## Complete the following
1: Output the passage of the NameNode notes from "学习了hadoop这几天,一" up to and including "these files itself.".
2: According to the NameNode notes, what happens to the file system when the NameNode goes down?
3: Take the NameNode notes further from where they stop.

##### Reading passage #####

学习了hadoop这几天,一些主要的概念必须得先弄清楚,下面是来自wiki.apache的一些很好的解释,整理如下:
本文信息来源:http://wiki.apache.org/hadoop/FrontPage
The NameNode is the centerpiece of an HDFS file system. It keeps the directory tree of all files in the file system, and tracks where across the cluster the file data is kept. It does not store the data of these files itself.
Client applications talk to the NameNode whenever they wish to locate a file, or when they want to add/copy/move/delete a file. The NameNode responds the successful requests by returning a list of relevant DataNode servers where the data lives.
The NameNode is a Single Point of Failure (单点故障)for the HDFS Cluster. HDFS is not currently a High Availability system. When the NameNode goes down, the file system goes offline. There is an optional SecondaryNameNode that can be hosted on a separate machine. It only creates checkpoints of the namespace by merging the edits file into the fsimage file and does not provide any real redundancy(冗余). Hadoop 0.21+ has a BackupNameNode that is part of a plan to have an HA name service, but it needs active contributions from the people who want it (i.e. you) to make it Highly Available.

##### Entries supplied #####

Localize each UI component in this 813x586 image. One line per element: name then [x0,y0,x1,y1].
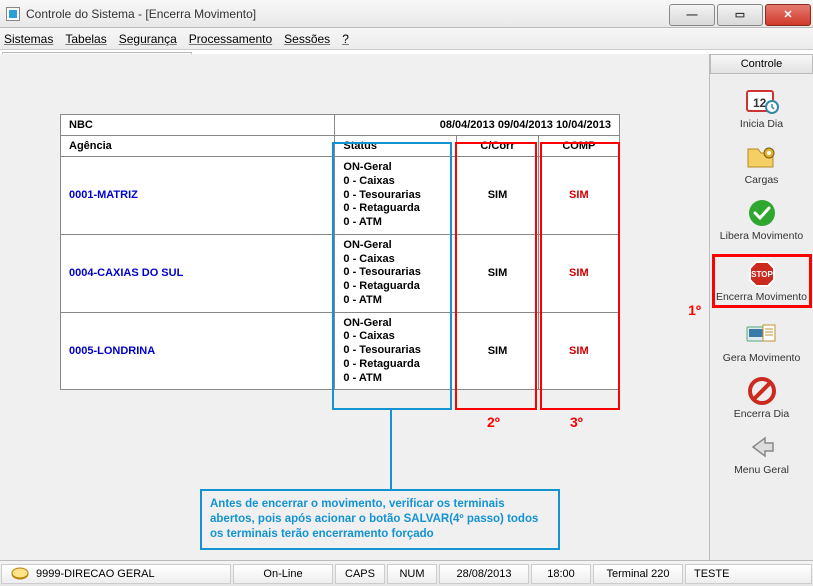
status-branch: 9999-DIRECAO GERAL [1,564,231,584]
sidebar-item-gera-movimento[interactable]: Gera Movimento [716,320,808,364]
sidebar-item-libera-movimento[interactable]: Libera Movimento [716,198,808,242]
minimize-button[interactable]: — [669,4,715,26]
col-status: Status [335,136,457,157]
folder-gear-icon [744,142,780,172]
back-arrow-icon [744,432,780,462]
sidebar-item-label: Menu Geral [734,464,789,476]
svg-text:STOP: STOP [751,270,773,279]
sidebar: Controle 12 Inicia Dia Cargas Libera Mov… [709,54,813,560]
agency-link[interactable]: 0004-CAXIAS DO SUL [69,267,183,279]
sidebar-item-label: Encerra Dia [734,408,789,420]
sidebar-item-label: Gera Movimento [723,352,801,364]
status-caps: CAPS [335,564,385,584]
col-comp: COMP [538,136,619,157]
col-ccorr: C/Corr [457,136,538,157]
table-row: 0005-LONDRINA ON-Geral0 - Caixas0 - Tesou… [61,312,620,390]
close-button[interactable]: ✕ [765,4,811,26]
header-nbc: NBC [61,115,335,136]
sidebar-item-label: Inicia Dia [740,118,783,130]
window-title: Controle do Sistema - [Encerra Movimento… [26,7,256,21]
menu-bar: Sistemas Tabelas Segurança Processamento… [0,28,813,50]
app-icon [6,7,20,21]
status-online: On-Line [233,564,333,584]
table-row: 0001-MATRIZ ON-Geral0 - Caixas0 - Tesoura… [61,157,620,235]
stop-icon: STOP [744,259,780,289]
hint-box: Antes de encerrar o movimento, verificar… [200,489,560,550]
calendar-clock-icon: 12 [744,86,780,116]
status-terminal: Terminal 220 [593,564,683,584]
table-row: 0004-CAXIAS DO SUL ON-Geral0 - Caixas0 - … [61,234,620,312]
step1-label: 1º [688,302,701,318]
menu-sistemas[interactable]: Sistemas [4,32,53,46]
menu-help[interactable]: ? [342,32,349,46]
status-num: NUM [387,564,437,584]
no-entry-icon [744,376,780,406]
comp-cell[interactable]: SIM [538,157,619,235]
status-time: 18:00 [531,564,591,584]
step3-label: 3º [570,414,583,430]
sidebar-item-inicia-dia[interactable]: 12 Inicia Dia [716,86,808,130]
agency-link[interactable]: 0001-MATRIZ [69,189,138,201]
status-bar: 9999-DIRECAO GERAL On-Line CAPS NUM 28/0… [0,560,813,586]
movement-table: NBC 08/04/2013 09/04/2013 10/04/2013 Agê… [60,114,620,390]
hint-connector-line [390,410,392,494]
check-circle-icon [744,198,780,228]
sidebar-item-label: Libera Movimento [720,230,803,242]
menu-seguranca[interactable]: Segurança [119,32,177,46]
col-agencia: Agência [61,136,335,157]
ccorr-cell[interactable]: SIM [457,312,538,390]
title-bar: Controle do Sistema - [Encerra Movimento… [0,0,813,28]
comp-cell[interactable]: SIM [538,312,619,390]
sidebar-item-label: Cargas [745,174,779,186]
ccorr-cell[interactable]: SIM [457,157,538,235]
sidebar-header: Controle [710,54,813,74]
menu-sessoes[interactable]: Sessões [284,32,330,46]
sidebar-item-encerra-dia[interactable]: Encerra Dia [716,376,808,420]
status-cell: ON-Geral0 - Caixas0 - Tesourarias0 - Ret… [335,234,457,312]
step2-label: 2º [487,414,500,430]
comp-cell[interactable]: SIM [538,234,619,312]
menu-processamento[interactable]: Processamento [189,32,272,46]
agency-link[interactable]: 0005-LONDRINA [69,345,155,357]
status-user: TESTE [685,564,812,584]
status-cell: ON-Geral0 - Caixas0 - Tesourarias0 - Ret… [335,312,457,390]
status-cell: ON-Geral0 - Caixas0 - Tesourarias0 - Ret… [335,157,457,235]
ccorr-cell[interactable]: SIM [457,234,538,312]
sidebar-item-menu-geral[interactable]: Menu Geral [716,432,808,476]
coin-icon [10,566,30,582]
status-date: 28/08/2013 [439,564,529,584]
sidebar-item-label: Encerra Movimento [716,291,807,303]
sidebar-item-encerra-movimento[interactable]: STOP Encerra Movimento [712,254,812,308]
svg-text:12: 12 [753,96,767,110]
sidebar-item-cargas[interactable]: Cargas [716,142,808,186]
content-area: NBC 08/04/2013 09/04/2013 10/04/2013 Agê… [0,54,709,560]
header-dates: 08/04/2013 09/04/2013 10/04/2013 [335,115,620,136]
menu-tabelas[interactable]: Tabelas [65,32,106,46]
computer-doc-icon [744,320,780,350]
maximize-button[interactable]: ▭ [717,4,763,26]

#####

## Responses
1:
学习了hadoop这几天,一些主要的概念必须得先弄清楚,下面是来自wiki.apache的一些很好的解释,整理如下:
本文信息来源:http://wiki.apache.org/hadoop/FrontPage
The NameNode is the centerpiece of an HDFS file system. It keeps the directory tree of all files in the file system, and tracks where across the cluster the file data is kept. It does not store the data of these files itself.

2: The file system goes offline.

3:
It is essential to look after the NameNode. Here are some recommendations from production use
If a NameNode does not start up, look at the TroubleShooting page.
A DataNode stores data in the [HadoopFileSystem]. A functional filesystem has more than one DataNode, with data replicated across them.
On startup, a DataNode connects to the NameNode; spinning until that service comes up. It then responds to requests from the NameNode for filesystem operations.
Client applications can talk directly to a DataNode, once the NameNode has provided the location of the data. Similarly, MapReduce operations farmed out toTaskTracker instances near a DataNode, talk directly to the DataNode to access the files. TaskTracker instances can, indeed should, be deployed on the same servers that host DataNode instances, so that MapReduce operations are performed close to the data.
DataNode instances can talk to each other, which is what they do when they are replicating data.
There is usually no need to use RAID storage for DataNode data, because data is designed to be replicated across multiple servers, rather than multiple disks on the same server.
An ideal configuration is for a server to have a DataNode, a TaskTracker, and then physical disks one TaskTracker slot per CPU. This will allow everyTaskTracker 100% of a CPU, and separate disks to read and write data.
Avoid using NFS for data storage in production system.
The JobTracker is the service within Hadoop that farms out MapReduce tasks to specific nodes in the cluster, ideally the nodes that have the data, or at least are in the same rack.
The JobTracker is a point of failure for the Hadoop MapReduce service. If it goes down, all running jobs are halted.
A TaskTracker is a node in the cluster that accepts tasks - Map, Reduce and Shuffle operations - from a JobTracker.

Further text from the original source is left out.